◆ **Your goal**: Reproduce each line of the listing exactly.

(Stored items)
+---+
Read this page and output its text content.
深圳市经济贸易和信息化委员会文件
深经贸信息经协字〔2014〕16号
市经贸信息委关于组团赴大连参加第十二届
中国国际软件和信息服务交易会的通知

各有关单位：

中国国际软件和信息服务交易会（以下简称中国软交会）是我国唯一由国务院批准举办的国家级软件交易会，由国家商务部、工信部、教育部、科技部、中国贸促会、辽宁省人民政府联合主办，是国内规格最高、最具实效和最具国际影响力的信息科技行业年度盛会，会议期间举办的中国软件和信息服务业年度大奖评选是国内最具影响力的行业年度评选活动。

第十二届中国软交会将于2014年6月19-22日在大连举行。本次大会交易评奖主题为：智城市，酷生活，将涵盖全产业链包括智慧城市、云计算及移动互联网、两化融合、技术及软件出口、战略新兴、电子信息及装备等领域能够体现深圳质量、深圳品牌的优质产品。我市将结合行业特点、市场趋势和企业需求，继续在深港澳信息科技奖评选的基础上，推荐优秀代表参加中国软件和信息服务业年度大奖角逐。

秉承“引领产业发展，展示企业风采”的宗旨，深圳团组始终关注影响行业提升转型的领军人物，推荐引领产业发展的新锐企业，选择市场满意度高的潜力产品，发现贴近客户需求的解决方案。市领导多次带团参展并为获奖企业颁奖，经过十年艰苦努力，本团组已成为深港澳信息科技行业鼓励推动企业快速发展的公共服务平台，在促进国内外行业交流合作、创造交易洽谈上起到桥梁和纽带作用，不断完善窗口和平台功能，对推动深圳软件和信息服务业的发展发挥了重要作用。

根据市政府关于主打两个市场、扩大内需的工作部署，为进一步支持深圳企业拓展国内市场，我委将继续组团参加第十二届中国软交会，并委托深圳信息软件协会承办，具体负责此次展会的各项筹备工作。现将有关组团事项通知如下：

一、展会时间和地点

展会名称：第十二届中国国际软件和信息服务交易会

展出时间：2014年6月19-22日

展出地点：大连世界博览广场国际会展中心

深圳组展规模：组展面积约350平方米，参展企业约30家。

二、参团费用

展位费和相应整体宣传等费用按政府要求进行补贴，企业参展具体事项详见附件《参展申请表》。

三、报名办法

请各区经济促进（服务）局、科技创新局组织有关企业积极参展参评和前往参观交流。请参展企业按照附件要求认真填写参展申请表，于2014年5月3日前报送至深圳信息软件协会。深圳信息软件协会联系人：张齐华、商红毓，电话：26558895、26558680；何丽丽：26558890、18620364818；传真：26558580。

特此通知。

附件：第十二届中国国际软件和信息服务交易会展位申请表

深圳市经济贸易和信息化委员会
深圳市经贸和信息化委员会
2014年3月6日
+---+
◆ **Task result**:
Read this page and output its text content.
深圳市经济贸易和信息化委员会文件
深经贸信息经协字〔2014〕16号
市经贸信息委关于组团赴大连参加第十二届
中国国际软件和信息服务交易会的通知

各有关单位：

中国国际软件和信息服务交易会（以下简称中国软交会）是我国唯一由国务院批准举办的国家级软件交易会，由国家商务部、工信部、教育部、科技部、中国贸促会、辽宁省人民政府联合主办，是国内规格最高、最具实效和最具国际影响力的信息科技行业年度盛会，会议期间举办的中国软件和信息服务业年度大奖评选是国内最具影响力的行业年度评选活动。

第十二届中国软交会将于2014年6月19-22日在大连举行。本次大会交易评奖主题为：智城市，酷生活，将涵盖全产业链包括智慧城市、云计算及移动互联网、两化融合、技术及软件出口、战略新兴、电子信息及装备等领域能够体现深圳质量、深圳品牌的优质产品。我市将结合行业特点、市场趋势和企业需求，继续在深港澳信息科技奖评选的基础上，推荐优秀代表参加中国软件和信息服务业年度大奖角逐。

秉承“引领产业发展，展示企业风采”的宗旨，深圳团组始终关注影响行业提升转型的领军人物，推荐引领产业发展的新锐企业，选择市场满意度高的潜力产品，发现贴近客户需求的解决方案。市领导多次带团参展并为获奖企业颁奖，经过十年艰苦努力，本团组已成为深港澳信息科技行业鼓励推动企业快速发展的公共服务平台，在促进国内外行业交流合作、创造交易洽谈上起到桥梁和纽带作用，不断完善窗口和平台功能，对推动深圳软件和信息服务业的发展发挥了重要作用。

根据市政府关于主打两个市场、扩大内需的工作部署，为进一步支持深圳企业拓展国内市场，我委将继续组团参加第十二届中国软交会，并委托深圳信息软件协会承办，具体负责此次展会的各项筹备工作。现将有关组团事项通知如下：

一、展会时间和地点

展会名称：第十二届中国国际软件和信息服务交易会

展出时间：2014年6月19-22日

展出地点：大连世界博览广场国际会展中心

深圳组展规模：组展面积约350平方米，参展企业约30家。

二、参团费用

展位费和相应整体宣传等费用按政府要求进行补贴，企业参展具体事项详见附件《参展申请表》。

三、报名办法

请各区经济促进（服务）局、科技创新局组织有关企业积极参展参评和前往参观交流。请参展企业按照附件要求认真填写参展申请表，于2014年5月3日前报送至深圳信息软件协会。深圳信息软件协会联系人：张齐华、商红毓，电话：26558895、26558680；何丽丽：26558890、18620364818；传真：26558580。

特此通知。

附件：第十二届中国国际软件和信息服务交易会展位申请表

深圳市经济贸易和信息化委员会
深圳市经贸和信息化委员会
2014年3月6日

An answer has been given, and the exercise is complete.